(YOUR INSTRUCTIONS): In the listing below, find the line containing "Convert this screenshot". Write out that line and every line after it to the end, exactly and only those.

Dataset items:
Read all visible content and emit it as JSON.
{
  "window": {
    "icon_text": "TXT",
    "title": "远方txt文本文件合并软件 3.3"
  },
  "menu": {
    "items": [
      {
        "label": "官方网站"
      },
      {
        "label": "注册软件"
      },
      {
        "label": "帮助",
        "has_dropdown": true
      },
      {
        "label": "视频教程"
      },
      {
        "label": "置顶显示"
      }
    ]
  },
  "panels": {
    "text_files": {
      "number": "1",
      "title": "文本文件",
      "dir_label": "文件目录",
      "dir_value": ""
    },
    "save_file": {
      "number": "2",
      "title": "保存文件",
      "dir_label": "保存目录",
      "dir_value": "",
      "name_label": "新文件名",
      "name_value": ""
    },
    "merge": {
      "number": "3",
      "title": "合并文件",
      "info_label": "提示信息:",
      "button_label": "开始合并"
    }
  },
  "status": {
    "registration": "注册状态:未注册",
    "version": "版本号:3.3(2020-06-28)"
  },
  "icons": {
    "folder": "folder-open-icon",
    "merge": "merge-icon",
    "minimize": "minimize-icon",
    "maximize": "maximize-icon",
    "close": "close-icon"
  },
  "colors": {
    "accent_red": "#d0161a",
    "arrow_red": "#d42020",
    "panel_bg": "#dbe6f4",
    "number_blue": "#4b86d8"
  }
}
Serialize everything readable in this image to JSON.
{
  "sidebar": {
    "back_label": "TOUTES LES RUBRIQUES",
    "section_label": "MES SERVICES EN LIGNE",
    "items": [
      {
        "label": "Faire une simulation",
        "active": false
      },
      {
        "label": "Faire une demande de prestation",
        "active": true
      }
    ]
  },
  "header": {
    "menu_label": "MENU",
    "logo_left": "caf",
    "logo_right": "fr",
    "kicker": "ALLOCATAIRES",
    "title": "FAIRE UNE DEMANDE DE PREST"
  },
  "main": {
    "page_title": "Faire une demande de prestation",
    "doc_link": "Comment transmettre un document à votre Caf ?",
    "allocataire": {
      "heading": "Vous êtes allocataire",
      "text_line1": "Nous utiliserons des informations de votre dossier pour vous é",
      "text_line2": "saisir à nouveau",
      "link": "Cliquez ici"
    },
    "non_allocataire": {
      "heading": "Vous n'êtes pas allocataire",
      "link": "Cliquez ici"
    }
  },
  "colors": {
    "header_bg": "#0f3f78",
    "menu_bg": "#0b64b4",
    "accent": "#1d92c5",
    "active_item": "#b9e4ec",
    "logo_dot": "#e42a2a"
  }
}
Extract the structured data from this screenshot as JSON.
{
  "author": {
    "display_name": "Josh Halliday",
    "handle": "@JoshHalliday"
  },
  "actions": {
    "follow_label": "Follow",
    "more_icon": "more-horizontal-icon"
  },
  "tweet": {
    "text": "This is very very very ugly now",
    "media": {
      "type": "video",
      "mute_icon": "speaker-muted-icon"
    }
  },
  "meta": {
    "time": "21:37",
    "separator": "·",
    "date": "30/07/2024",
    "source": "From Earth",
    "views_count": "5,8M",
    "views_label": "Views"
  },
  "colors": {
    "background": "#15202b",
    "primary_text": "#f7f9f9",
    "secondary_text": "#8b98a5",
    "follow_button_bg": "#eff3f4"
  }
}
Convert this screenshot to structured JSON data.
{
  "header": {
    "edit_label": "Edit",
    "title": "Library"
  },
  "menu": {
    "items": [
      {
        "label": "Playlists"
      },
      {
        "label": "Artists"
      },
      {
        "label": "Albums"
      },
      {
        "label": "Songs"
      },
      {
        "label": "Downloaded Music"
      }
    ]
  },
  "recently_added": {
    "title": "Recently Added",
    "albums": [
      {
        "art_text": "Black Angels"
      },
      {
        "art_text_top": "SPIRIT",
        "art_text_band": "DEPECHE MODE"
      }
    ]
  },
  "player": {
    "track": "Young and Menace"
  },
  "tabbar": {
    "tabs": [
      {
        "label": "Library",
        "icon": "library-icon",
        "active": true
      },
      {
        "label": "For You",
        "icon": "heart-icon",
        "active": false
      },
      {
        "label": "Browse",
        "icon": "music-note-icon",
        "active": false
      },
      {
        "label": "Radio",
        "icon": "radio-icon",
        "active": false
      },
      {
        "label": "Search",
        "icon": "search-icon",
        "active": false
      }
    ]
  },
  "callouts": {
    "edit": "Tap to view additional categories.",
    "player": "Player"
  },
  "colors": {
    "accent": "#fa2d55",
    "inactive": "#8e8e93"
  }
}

(TASK OUTPUT):
Convert this screenshot to structured JSON data.
{
  "header": {
    "edit_label": "Edit",
    "title": "Library"
  },
  "menu": {
    "items": [
      {
        "label": "Playlists"
      },
      {
        "label": "Artists"
      },
      {
        "label": "Albums"
      },
      {
        "label": "Songs"
      },
      {
        "label": "Downloaded Music"
      }
    ]
  },
  "recently_added": {
    "title": "Recently Added",
    "albums": [
      {
        "art_text": "Black Angels"
      },
      {
        "art_text_top": "SPIRIT",
        "art_text_band": "DEPECHE MODE"
      }
    ]
  },
  "player": {
    "track": "Young and Menace"
  },
  "tabbar": {
    "tabs": [
      {
        "label": "Library",
        "icon": "library-icon",
        "active": true
      },
      {
        "label": "For You",
        "icon": "heart-icon",
        "active": false
      },
      {
        "label": "Browse",
        "icon": "music-note-icon",
        "active": false
      },
      {
        "label": "Radio",
        "icon": "radio-icon",
        "active": false
      },
      {
        "label": "Search",
        "icon": "search-icon",
        "active": false
      }
    ]
  },
  "callouts": {
    "edit": "Tap to view additional categories.",
    "player": "Player"
  },
  "colors": {
    "accent": "#fa2d55",
    "inactive": "#8e8e93"
  }
}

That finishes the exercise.